Aim ▸ Write every entry out again exactly, please, and skip the pictures.

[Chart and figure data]
★ ★ ★
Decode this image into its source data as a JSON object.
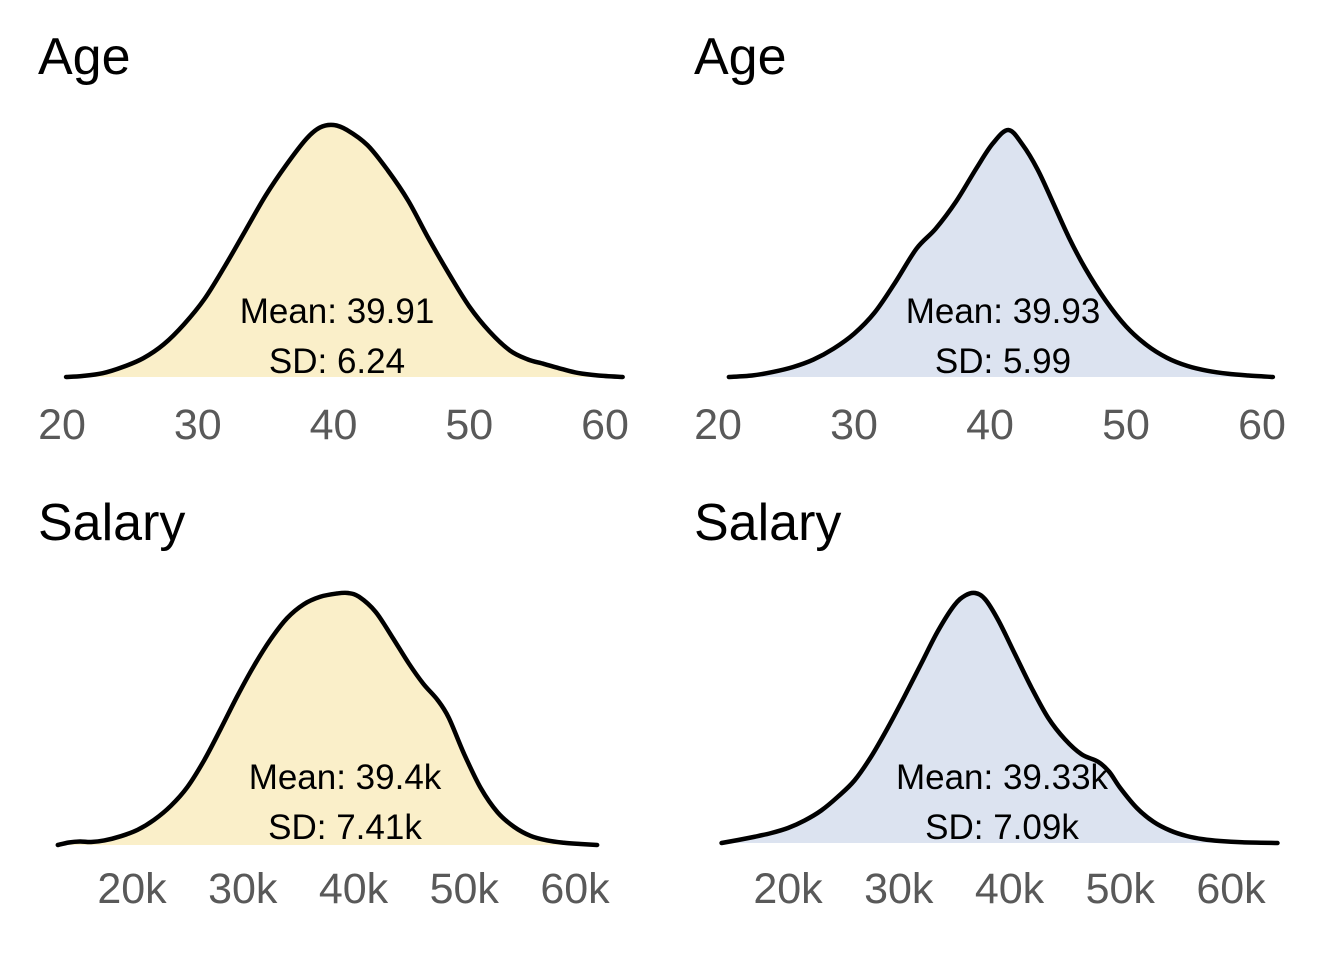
{
  "page": {
    "background": "#ffffff"
  },
  "colors": {
    "tick_label": "#595959",
    "title": "#000000",
    "annotation": "#000000",
    "curve_stroke": "#000000"
  },
  "chart_data": [
    {
      "type": "area",
      "chart_kind": "kde-density",
      "title": "Age",
      "annotations": {
        "mean_label": "Mean: 39.91",
        "sd_label": "SD: 6.24"
      },
      "stats": {
        "mean": 39.91,
        "sd": 6.24
      },
      "xlim": [
        20,
        60
      ],
      "x_tick_labels": [
        "20",
        "30",
        "40",
        "50",
        "60"
      ],
      "x_tick_values": [
        20,
        30,
        40,
        50,
        60
      ],
      "grid": false,
      "legend": "none",
      "fill_color": "#FAEFC9",
      "line_color": "#000000",
      "density_points": [
        [
          20.3,
          0
        ],
        [
          21.5,
          0.004
        ],
        [
          23,
          0.015
        ],
        [
          24.5,
          0.04
        ],
        [
          26,
          0.075
        ],
        [
          27.5,
          0.13
        ],
        [
          29,
          0.21
        ],
        [
          30.5,
          0.31
        ],
        [
          32,
          0.44
        ],
        [
          33.5,
          0.58
        ],
        [
          35,
          0.72
        ],
        [
          36.5,
          0.84
        ],
        [
          38,
          0.945
        ],
        [
          39,
          0.99
        ],
        [
          40,
          1.0
        ],
        [
          41,
          0.98
        ],
        [
          42.5,
          0.92
        ],
        [
          44,
          0.82
        ],
        [
          45.5,
          0.7
        ],
        [
          47,
          0.55
        ],
        [
          48.5,
          0.41
        ],
        [
          50,
          0.28
        ],
        [
          51.5,
          0.18
        ],
        [
          53,
          0.105
        ],
        [
          54.3,
          0.07
        ],
        [
          55.5,
          0.052
        ],
        [
          56.8,
          0.032
        ],
        [
          58,
          0.016
        ],
        [
          59.5,
          0.006
        ],
        [
          61.3,
          0
        ]
      ]
    },
    {
      "type": "area",
      "chart_kind": "kde-density",
      "title": "Age",
      "annotations": {
        "mean_label": "Mean: 39.93",
        "sd_label": "SD: 5.99"
      },
      "stats": {
        "mean": 39.93,
        "sd": 5.99
      },
      "xlim": [
        20,
        60
      ],
      "x_tick_labels": [
        "20",
        "30",
        "40",
        "50",
        "60"
      ],
      "x_tick_values": [
        20,
        30,
        40,
        50,
        60
      ],
      "grid": false,
      "legend": "none",
      "fill_color": "#DCE3F0",
      "line_color": "#000000",
      "density_points": [
        [
          20.8,
          0
        ],
        [
          22.5,
          0.006
        ],
        [
          24,
          0.02
        ],
        [
          25.5,
          0.04
        ],
        [
          27,
          0.07
        ],
        [
          28.5,
          0.115
        ],
        [
          30,
          0.175
        ],
        [
          31.5,
          0.26
        ],
        [
          33,
          0.38
        ],
        [
          34.6,
          0.52
        ],
        [
          36,
          0.6
        ],
        [
          37.5,
          0.71
        ],
        [
          39,
          0.845
        ],
        [
          40.2,
          0.945
        ],
        [
          41.35,
          1.0
        ],
        [
          42.4,
          0.94
        ],
        [
          43.5,
          0.84
        ],
        [
          44.6,
          0.71
        ],
        [
          45.8,
          0.565
        ],
        [
          47,
          0.44
        ],
        [
          48.5,
          0.31
        ],
        [
          50,
          0.205
        ],
        [
          51.5,
          0.13
        ],
        [
          53,
          0.078
        ],
        [
          54.5,
          0.045
        ],
        [
          56,
          0.025
        ],
        [
          57.5,
          0.013
        ],
        [
          59,
          0.006
        ],
        [
          60.8,
          0
        ]
      ]
    },
    {
      "type": "area",
      "chart_kind": "kde-density",
      "title": "Salary",
      "annotations": {
        "mean_label": "Mean: 39.4k",
        "sd_label": "SD: 7.41k"
      },
      "stats": {
        "mean": "39.4k",
        "sd": "7.41k"
      },
      "xlim": [
        20,
        60
      ],
      "x_tick_labels": [
        "20k",
        "30k",
        "40k",
        "50k",
        "60k"
      ],
      "x_tick_values": [
        20,
        30,
        40,
        50,
        60
      ],
      "grid": false,
      "legend": "none",
      "fill_color": "#FAEFC9",
      "line_color": "#000000",
      "density_points": [
        [
          13.3,
          0
        ],
        [
          14.3,
          0.01
        ],
        [
          15.3,
          0.014
        ],
        [
          16.3,
          0.012
        ],
        [
          17.5,
          0.018
        ],
        [
          19,
          0.035
        ],
        [
          20.5,
          0.06
        ],
        [
          22,
          0.1
        ],
        [
          23.5,
          0.155
        ],
        [
          25,
          0.23
        ],
        [
          26.5,
          0.335
        ],
        [
          28,
          0.46
        ],
        [
          29.5,
          0.59
        ],
        [
          31,
          0.71
        ],
        [
          32.5,
          0.815
        ],
        [
          34,
          0.9
        ],
        [
          35.5,
          0.955
        ],
        [
          37,
          0.985
        ],
        [
          38.5,
          0.998
        ],
        [
          39.5,
          1.0
        ],
        [
          40.5,
          0.985
        ],
        [
          42,
          0.925
        ],
        [
          43.5,
          0.825
        ],
        [
          45,
          0.72
        ],
        [
          46.3,
          0.64
        ],
        [
          47.6,
          0.575
        ],
        [
          48.6,
          0.505
        ],
        [
          50,
          0.36
        ],
        [
          51.5,
          0.225
        ],
        [
          53,
          0.13
        ],
        [
          54.5,
          0.072
        ],
        [
          56,
          0.036
        ],
        [
          57.5,
          0.018
        ],
        [
          59,
          0.009
        ],
        [
          60.5,
          0.004
        ],
        [
          62,
          0
        ]
      ]
    },
    {
      "type": "area",
      "chart_kind": "kde-density",
      "title": "Salary",
      "annotations": {
        "mean_label": "Mean: 39.33k",
        "sd_label": "SD: 7.09k"
      },
      "stats": {
        "mean": "39.33k",
        "sd": "7.09k"
      },
      "xlim": [
        20,
        60
      ],
      "x_tick_labels": [
        "20k",
        "30k",
        "40k",
        "50k",
        "60k"
      ],
      "x_tick_values": [
        20,
        30,
        40,
        50,
        60
      ],
      "grid": false,
      "legend": "none",
      "fill_color": "#DCE3F0",
      "line_color": "#000000",
      "density_points": [
        [
          14,
          0
        ],
        [
          15.5,
          0.012
        ],
        [
          17,
          0.025
        ],
        [
          18.5,
          0.04
        ],
        [
          20,
          0.06
        ],
        [
          21.5,
          0.09
        ],
        [
          23,
          0.13
        ],
        [
          24.5,
          0.185
        ],
        [
          26,
          0.25
        ],
        [
          27.5,
          0.345
        ],
        [
          29,
          0.46
        ],
        [
          30.5,
          0.585
        ],
        [
          32,
          0.715
        ],
        [
          33.5,
          0.845
        ],
        [
          35,
          0.95
        ],
        [
          36,
          0.99
        ],
        [
          36.9,
          1.0
        ],
        [
          37.8,
          0.975
        ],
        [
          39,
          0.89
        ],
        [
          40.5,
          0.755
        ],
        [
          42,
          0.62
        ],
        [
          43.5,
          0.5
        ],
        [
          45,
          0.415
        ],
        [
          46.5,
          0.355
        ],
        [
          48,
          0.325
        ],
        [
          49,
          0.285
        ],
        [
          50,
          0.22
        ],
        [
          51.5,
          0.14
        ],
        [
          53,
          0.085
        ],
        [
          54.5,
          0.05
        ],
        [
          56,
          0.028
        ],
        [
          57.5,
          0.015
        ],
        [
          59,
          0.008
        ],
        [
          61,
          0.003
        ],
        [
          64.2,
          0
        ]
      ]
    }
  ]
}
★ ★ ★
Answer ▸
Decode this image into its source data as a JSON object.
{
  "page": {
    "background": "#ffffff"
  },
  "colors": {
    "tick_label": "#595959",
    "title": "#000000",
    "annotation": "#000000",
    "curve_stroke": "#000000"
  },
  "chart_data": [
    {
      "type": "area",
      "chart_kind": "kde-density",
      "title": "Age",
      "annotations": {
        "mean_label": "Mean: 39.91",
        "sd_label": "SD: 6.24"
      },
      "stats": {
        "mean": 39.91,
        "sd": 6.24
      },
      "xlim": [
        20,
        60
      ],
      "x_tick_labels": [
        "20",
        "30",
        "40",
        "50",
        "60"
      ],
      "x_tick_values": [
        20,
        30,
        40,
        50,
        60
      ],
      "grid": false,
      "legend": "none",
      "fill_color": "#FAEFC9",
      "line_color": "#000000",
      "density_points": [
        [
          20.3,
          0
        ],
        [
          21.5,
          0.004
        ],
        [
          23,
          0.015
        ],
        [
          24.5,
          0.04
        ],
        [
          26,
          0.075
        ],
        [
          27.5,
          0.13
        ],
        [
          29,
          0.21
        ],
        [
          30.5,
          0.31
        ],
        [
          32,
          0.44
        ],
        [
          33.5,
          0.58
        ],
        [
          35,
          0.72
        ],
        [
          36.5,
          0.84
        ],
        [
          38,
          0.945
        ],
        [
          39,
          0.99
        ],
        [
          40,
          1.0
        ],
        [
          41,
          0.98
        ],
        [
          42.5,
          0.92
        ],
        [
          44,
          0.82
        ],
        [
          45.5,
          0.7
        ],
        [
          47,
          0.55
        ],
        [
          48.5,
          0.41
        ],
        [
          50,
          0.28
        ],
        [
          51.5,
          0.18
        ],
        [
          53,
          0.105
        ],
        [
          54.3,
          0.07
        ],
        [
          55.5,
          0.052
        ],
        [
          56.8,
          0.032
        ],
        [
          58,
          0.016
        ],
        [
          59.5,
          0.006
        ],
        [
          61.3,
          0
        ]
      ]
    },
    {
      "type": "area",
      "chart_kind": "kde-density",
      "title": "Age",
      "annotations": {
        "mean_label": "Mean: 39.93",
        "sd_label": "SD: 5.99"
      },
      "stats": {
        "mean": 39.93,
        "sd": 5.99
      },
      "xlim": [
        20,
        60
      ],
      "x_tick_labels": [
        "20",
        "30",
        "40",
        "50",
        "60"
      ],
      "x_tick_values": [
        20,
        30,
        40,
        50,
        60
      ],
      "grid": false,
      "legend": "none",
      "fill_color": "#DCE3F0",
      "line_color": "#000000",
      "density_points": [
        [
          20.8,
          0
        ],
        [
          22.5,
          0.006
        ],
        [
          24,
          0.02
        ],
        [
          25.5,
          0.04
        ],
        [
          27,
          0.07
        ],
        [
          28.5,
          0.115
        ],
        [
          30,
          0.175
        ],
        [
          31.5,
          0.26
        ],
        [
          33,
          0.38
        ],
        [
          34.6,
          0.52
        ],
        [
          36,
          0.6
        ],
        [
          37.5,
          0.71
        ],
        [
          39,
          0.845
        ],
        [
          40.2,
          0.945
        ],
        [
          41.35,
          1.0
        ],
        [
          42.4,
          0.94
        ],
        [
          43.5,
          0.84
        ],
        [
          44.6,
          0.71
        ],
        [
          45.8,
          0.565
        ],
        [
          47,
          0.44
        ],
        [
          48.5,
          0.31
        ],
        [
          50,
          0.205
        ],
        [
          51.5,
          0.13
        ],
        [
          53,
          0.078
        ],
        [
          54.5,
          0.045
        ],
        [
          56,
          0.025
        ],
        [
          57.5,
          0.013
        ],
        [
          59,
          0.006
        ],
        [
          60.8,
          0
        ]
      ]
    },
    {
      "type": "area",
      "chart_kind": "kde-density",
      "title": "Salary",
      "annotations": {
        "mean_label": "Mean: 39.4k",
        "sd_label": "SD: 7.41k"
      },
      "stats": {
        "mean": "39.4k",
        "sd": "7.41k"
      },
      "xlim": [
        20,
        60
      ],
      "x_tick_labels": [
        "20k",
        "30k",
        "40k",
        "50k",
        "60k"
      ],
      "x_tick_values": [
        20,
        30,
        40,
        50,
        60
      ],
      "grid": false,
      "legend": "none",
      "fill_color": "#FAEFC9",
      "line_color": "#000000",
      "density_points": [
        [
          13.3,
          0
        ],
        [
          14.3,
          0.01
        ],
        [
          15.3,
          0.014
        ],
        [
          16.3,
          0.012
        ],
        [
          17.5,
          0.018
        ],
        [
          19,
          0.035
        ],
        [
          20.5,
          0.06
        ],
        [
          22,
          0.1
        ],
        [
          23.5,
          0.155
        ],
        [
          25,
          0.23
        ],
        [
          26.5,
          0.335
        ],
        [
          28,
          0.46
        ],
        [
          29.5,
          0.59
        ],
        [
          31,
          0.71
        ],
        [
          32.5,
          0.815
        ],
        [
          34,
          0.9
        ],
        [
          35.5,
          0.955
        ],
        [
          37,
          0.985
        ],
        [
          38.5,
          0.998
        ],
        [
          39.5,
          1.0
        ],
        [
          40.5,
          0.985
        ],
        [
          42,
          0.925
        ],
        [
          43.5,
          0.825
        ],
        [
          45,
          0.72
        ],
        [
          46.3,
          0.64
        ],
        [
          47.6,
          0.575
        ],
        [
          48.6,
          0.505
        ],
        [
          50,
          0.36
        ],
        [
          51.5,
          0.225
        ],
        [
          53,
          0.13
        ],
        [
          54.5,
          0.072
        ],
        [
          56,
          0.036
        ],
        [
          57.5,
          0.018
        ],
        [
          59,
          0.009
        ],
        [
          60.5,
          0.004
        ],
        [
          62,
          0
        ]
      ]
    },
    {
      "type": "area",
      "chart_kind": "kde-density",
      "title": "Salary",
      "annotations": {
        "mean_label": "Mean: 39.33k",
        "sd_label": "SD: 7.09k"
      },
      "stats": {
        "mean": "39.33k",
        "sd": "7.09k"
      },
      "xlim": [
        20,
        60
      ],
      "x_tick_labels": [
        "20k",
        "30k",
        "40k",
        "50k",
        "60k"
      ],
      "x_tick_values": [
        20,
        30,
        40,
        50,
        60
      ],
      "grid": false,
      "legend": "none",
      "fill_color": "#DCE3F0",
      "line_color": "#000000",
      "density_points": [
        [
          14,
          0
        ],
        [
          15.5,
          0.012
        ],
        [
          17,
          0.025
        ],
        [
          18.5,
          0.04
        ],
        [
          20,
          0.06
        ],
        [
          21.5,
          0.09
        ],
        [
          23,
          0.13
        ],
        [
          24.5,
          0.185
        ],
        [
          26,
          0.25
        ],
        [
          27.5,
          0.345
        ],
        [
          29,
          0.46
        ],
        [
          30.5,
          0.585
        ],
        [
          32,
          0.715
        ],
        [
          33.5,
          0.845
        ],
        [
          35,
          0.95
        ],
        [
          36,
          0.99
        ],
        [
          36.9,
          1.0
        ],
        [
          37.8,
          0.975
        ],
        [
          39,
          0.89
        ],
        [
          40.5,
          0.755
        ],
        [
          42,
          0.62
        ],
        [
          43.5,
          0.5
        ],
        [
          45,
          0.415
        ],
        [
          46.5,
          0.355
        ],
        [
          48,
          0.325
        ],
        [
          49,
          0.285
        ],
        [
          50,
          0.22
        ],
        [
          51.5,
          0.14
        ],
        [
          53,
          0.085
        ],
        [
          54.5,
          0.05
        ],
        [
          56,
          0.028
        ],
        [
          57.5,
          0.015
        ],
        [
          59,
          0.008
        ],
        [
          61,
          0.003
        ],
        [
          64.2,
          0
        ]
      ]
    }
  ]
}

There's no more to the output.